▶ _GIVEN PROBLEM_
Reply with one number: the count of lines in the records below that hold "Mali".

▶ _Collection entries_
-- start --

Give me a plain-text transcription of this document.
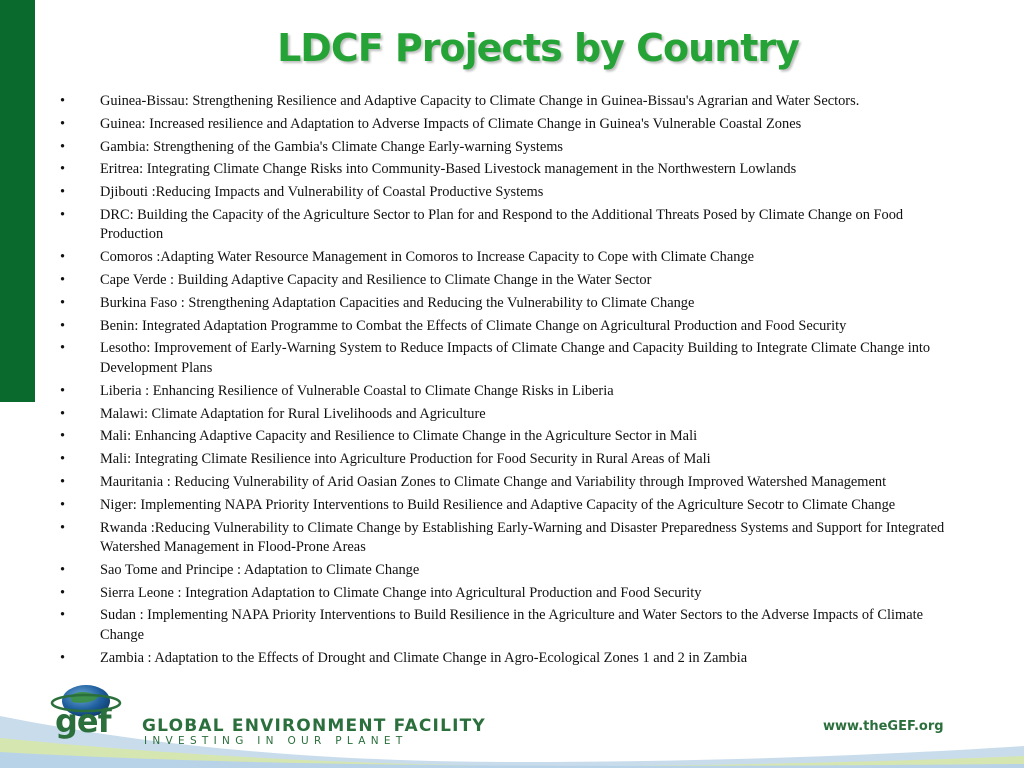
LDCF Projects by Country
•	Guinea-Bissau: Strengthening Resilience and Adaptive Capacity to Climate Change in Guinea-Bissau's Agrarian and Water Sectors.
•	Guinea: Increased resilience and Adaptation to Adverse Impacts of Climate Change in Guinea's Vulnerable Coastal Zones
•	Gambia: Strengthening of the Gambia's Climate Change Early-warning Systems
•	Eritrea: Integrating Climate Change Risks into Community-Based Livestock management in the Northwestern Lowlands
•	Djibouti :Reducing Impacts and Vulnerability of Coastal Productive Systems
•	DRC: Building the Capacity of the Agriculture Sector to Plan for and Respond to the Additional Threats Posed by Climate Change on Food Production
•	Comoros :Adapting Water Resource Management in Comoros to Increase Capacity to Cope with Climate Change
•	Cape Verde : Building Adaptive Capacity and Resilience to Climate Change in the Water Sector
•	Burkina Faso : Strengthening Adaptation Capacities and Reducing the Vulnerability to Climate Change
•	Benin: Integrated Adaptation Programme to Combat the Effects of Climate Change on Agricultural Production and Food Security
•	Lesotho: Improvement of Early-Warning System to Reduce Impacts of Climate Change and Capacity Building to Integrate Climate Change into Development Plans
•	Liberia : Enhancing Resilience of Vulnerable Coastal to Climate Change Risks in Liberia
•	Malawi: Climate Adaptation for Rural Livelihoods and Agriculture
•	Mali: Enhancing Adaptive Capacity and Resilience to Climate Change in the Agriculture Sector in Mali
•	Mali: Integrating Climate Resilience into Agriculture Production for Food Security in Rural Areas of Mali
•	Mauritania : Reducing Vulnerability of Arid Oasian Zones to Climate Change and Variability through Improved Watershed Management
•	Niger: Implementing NAPA Priority Interventions to Build Resilience and Adaptive Capacity of the Agriculture Secotr to Climate Change
•	Rwanda :Reducing Vulnerability to Climate Change by Establishing Early-Warning and Disaster Preparedness Systems and Support for Integrated Watershed Management in Flood-Prone Areas
•	Sao Tome and Principe : Adaptation to Climate Change
•	Sierra Leone : Integration Adaptation to Climate Change into Agricultural Production and Food Security
•	Sudan : Implementing NAPA Priority Interventions to Build Resilience in the Agriculture and Water Sectors to the Adverse Impacts of Climate Change
•	Zambia : Adaptation to the Effects of Drought and Climate Change in Agro-Ecological Zones 1 and 2 in Zambia
gef GLOBAL ENVIRONMENT FACILITY
INVESTING IN OUR PLANET
www.theGEF.org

-- end --

▶ _RESULT OF THE TASK_
2